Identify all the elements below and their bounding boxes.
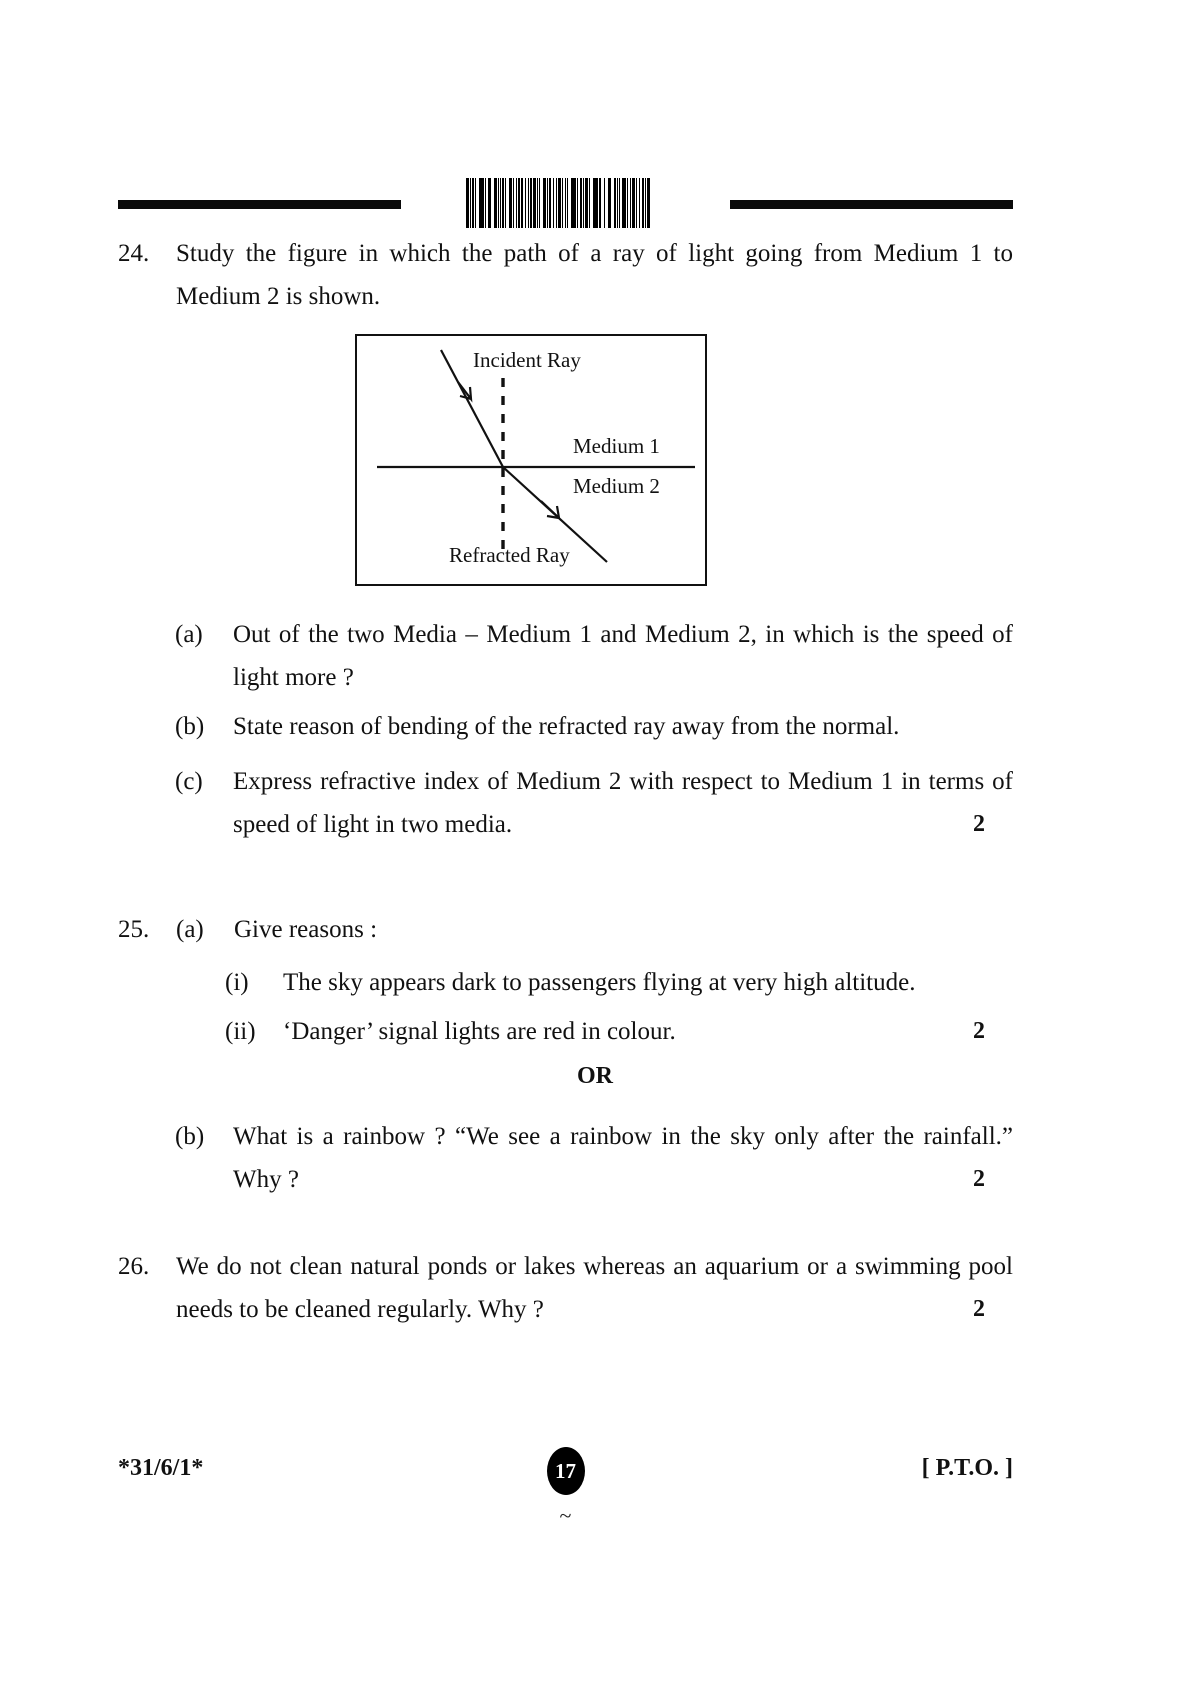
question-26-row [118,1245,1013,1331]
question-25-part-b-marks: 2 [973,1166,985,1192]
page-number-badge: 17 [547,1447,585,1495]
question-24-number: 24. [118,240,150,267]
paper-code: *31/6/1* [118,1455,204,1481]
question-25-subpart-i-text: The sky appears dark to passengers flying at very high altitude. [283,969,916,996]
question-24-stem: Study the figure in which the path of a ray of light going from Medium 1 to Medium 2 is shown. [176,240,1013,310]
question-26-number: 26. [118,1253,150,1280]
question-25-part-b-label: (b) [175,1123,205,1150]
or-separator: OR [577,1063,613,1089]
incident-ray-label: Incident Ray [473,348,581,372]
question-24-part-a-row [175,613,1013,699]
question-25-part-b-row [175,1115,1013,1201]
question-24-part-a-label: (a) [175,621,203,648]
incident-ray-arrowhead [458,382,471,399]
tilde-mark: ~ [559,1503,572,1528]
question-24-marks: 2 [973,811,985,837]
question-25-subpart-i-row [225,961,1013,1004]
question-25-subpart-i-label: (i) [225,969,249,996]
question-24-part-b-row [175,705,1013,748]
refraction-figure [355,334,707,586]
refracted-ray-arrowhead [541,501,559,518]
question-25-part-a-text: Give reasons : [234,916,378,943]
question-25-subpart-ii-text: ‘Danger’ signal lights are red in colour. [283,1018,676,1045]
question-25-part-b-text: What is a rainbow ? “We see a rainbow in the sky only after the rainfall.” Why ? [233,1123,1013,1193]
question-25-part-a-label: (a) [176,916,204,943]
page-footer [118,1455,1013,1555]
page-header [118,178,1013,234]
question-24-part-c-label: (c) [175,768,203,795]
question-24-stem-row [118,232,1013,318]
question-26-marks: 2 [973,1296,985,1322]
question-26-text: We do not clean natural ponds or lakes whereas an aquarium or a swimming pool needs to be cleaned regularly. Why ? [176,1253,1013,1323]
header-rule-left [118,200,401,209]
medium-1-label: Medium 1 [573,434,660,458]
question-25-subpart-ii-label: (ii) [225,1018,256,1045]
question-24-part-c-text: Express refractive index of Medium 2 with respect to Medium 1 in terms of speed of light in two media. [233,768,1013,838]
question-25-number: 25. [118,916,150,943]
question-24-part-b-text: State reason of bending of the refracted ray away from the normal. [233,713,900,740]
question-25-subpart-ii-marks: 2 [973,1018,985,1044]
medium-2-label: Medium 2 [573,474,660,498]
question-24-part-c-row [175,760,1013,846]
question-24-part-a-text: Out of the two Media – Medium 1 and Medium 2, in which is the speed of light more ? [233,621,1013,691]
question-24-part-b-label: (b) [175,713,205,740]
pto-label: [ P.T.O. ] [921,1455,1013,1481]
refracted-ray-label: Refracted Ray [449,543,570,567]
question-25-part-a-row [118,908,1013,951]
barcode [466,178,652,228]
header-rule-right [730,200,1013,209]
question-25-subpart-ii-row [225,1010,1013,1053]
==
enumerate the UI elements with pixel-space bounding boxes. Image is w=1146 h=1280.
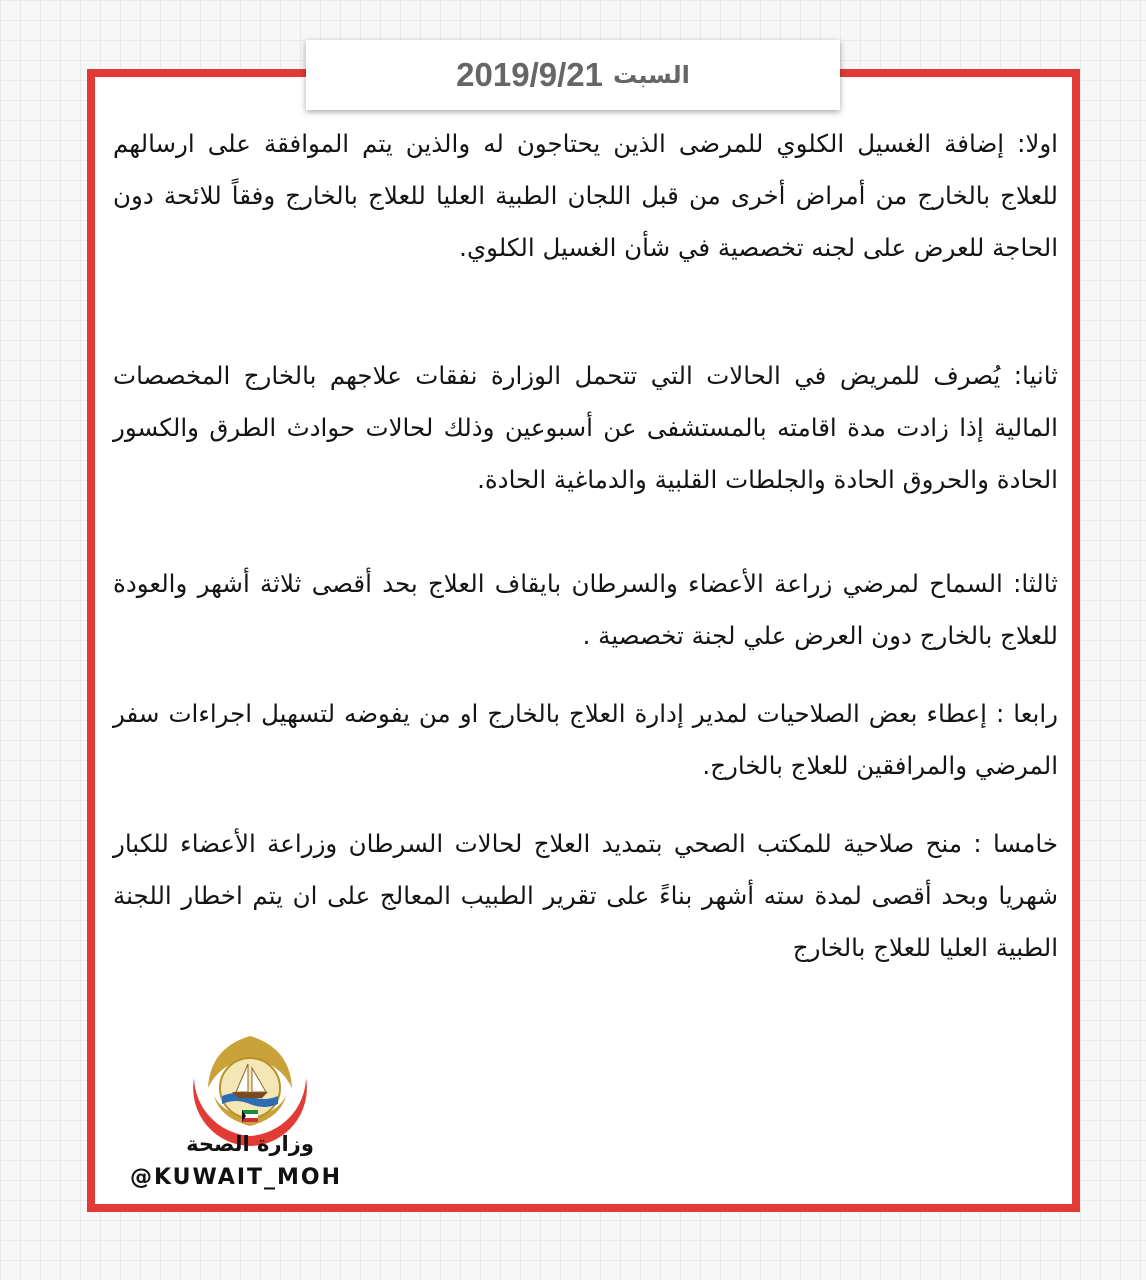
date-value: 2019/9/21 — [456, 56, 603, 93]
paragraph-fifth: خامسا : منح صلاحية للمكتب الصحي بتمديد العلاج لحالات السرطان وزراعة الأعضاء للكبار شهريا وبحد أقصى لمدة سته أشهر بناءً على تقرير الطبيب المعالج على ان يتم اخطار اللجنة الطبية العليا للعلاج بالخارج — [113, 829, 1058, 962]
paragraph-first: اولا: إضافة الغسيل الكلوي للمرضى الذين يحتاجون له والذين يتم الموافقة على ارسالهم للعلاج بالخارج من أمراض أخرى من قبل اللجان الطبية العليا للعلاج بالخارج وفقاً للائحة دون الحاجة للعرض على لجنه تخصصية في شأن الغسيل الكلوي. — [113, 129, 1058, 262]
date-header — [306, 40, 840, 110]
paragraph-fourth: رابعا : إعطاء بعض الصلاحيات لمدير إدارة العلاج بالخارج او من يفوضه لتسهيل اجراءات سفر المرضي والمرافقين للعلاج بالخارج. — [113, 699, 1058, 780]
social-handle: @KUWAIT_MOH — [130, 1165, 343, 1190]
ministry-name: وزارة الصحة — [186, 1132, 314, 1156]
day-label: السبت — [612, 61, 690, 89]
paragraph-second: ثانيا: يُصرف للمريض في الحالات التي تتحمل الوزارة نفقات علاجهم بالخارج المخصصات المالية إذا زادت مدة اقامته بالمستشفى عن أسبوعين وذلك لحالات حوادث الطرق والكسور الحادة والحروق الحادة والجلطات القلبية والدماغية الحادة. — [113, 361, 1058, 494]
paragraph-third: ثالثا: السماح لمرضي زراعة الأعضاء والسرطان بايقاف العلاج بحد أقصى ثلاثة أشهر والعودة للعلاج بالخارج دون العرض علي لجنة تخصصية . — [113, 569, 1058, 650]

**Problem requirements:** Copy out the stretch of lines from the one containing "date-value: 2019/9/21 — [456, 56, 603, 93]" through the one containing "paragraph-third: ثالثا: السماح", keeping each character unchanged.

**Task solution:**
date-value: 2019/9/21 — [456, 56, 603, 93]
paragraph-fifth: خامسا : منح صلاحية للمكتب الصحي بتمديد العلاج لحالات السرطان وزراعة الأعضاء للكبار شهريا وبحد أقصى لمدة سته أشهر بناءً على تقرير الطبيب المعالج على ان يتم اخطار اللجنة الطبية العليا للعلاج بالخارج — [113, 829, 1058, 962]
paragraph-first: اولا: إضافة الغسيل الكلوي للمرضى الذين يحتاجون له والذين يتم الموافقة على ارسالهم للعلاج بالخارج من أمراض أخرى من قبل اللجان الطبية العليا للعلاج بالخارج وفقاً للائحة دون الحاجة للعرض على لجنه تخصصية في شأن الغسيل الكلوي. — [113, 129, 1058, 262]
date-header — [306, 40, 840, 110]
paragraph-fourth: رابعا : إعطاء بعض الصلاحيات لمدير إدارة العلاج بالخارج او من يفوضه لتسهيل اجراءات سفر المرضي والمرافقين للعلاج بالخارج. — [113, 699, 1058, 780]
social-handle: @KUWAIT_MOH — [130, 1165, 343, 1190]
ministry-name: وزارة الصحة — [186, 1132, 314, 1156]
day-label: السبت — [612, 61, 690, 89]
paragraph-second: ثانيا: يُصرف للمريض في الحالات التي تتحمل الوزارة نفقات علاجهم بالخارج المخصصات المالية إذا زادت مدة اقامته بالمستشفى عن أسبوعين وذلك لحالات حوادث الطرق والكسور الحادة والحروق الحادة والجلطات القلبية والدماغية الحادة. — [113, 361, 1058, 494]
paragraph-third: ثالثا: السماح لمرضي زراعة الأعضاء والسرطان بايقاف العلاج بحد أقصى ثلاثة أشهر والعودة للعلاج بالخارج دون العرض علي لجنة تخصصية . — [113, 569, 1058, 650]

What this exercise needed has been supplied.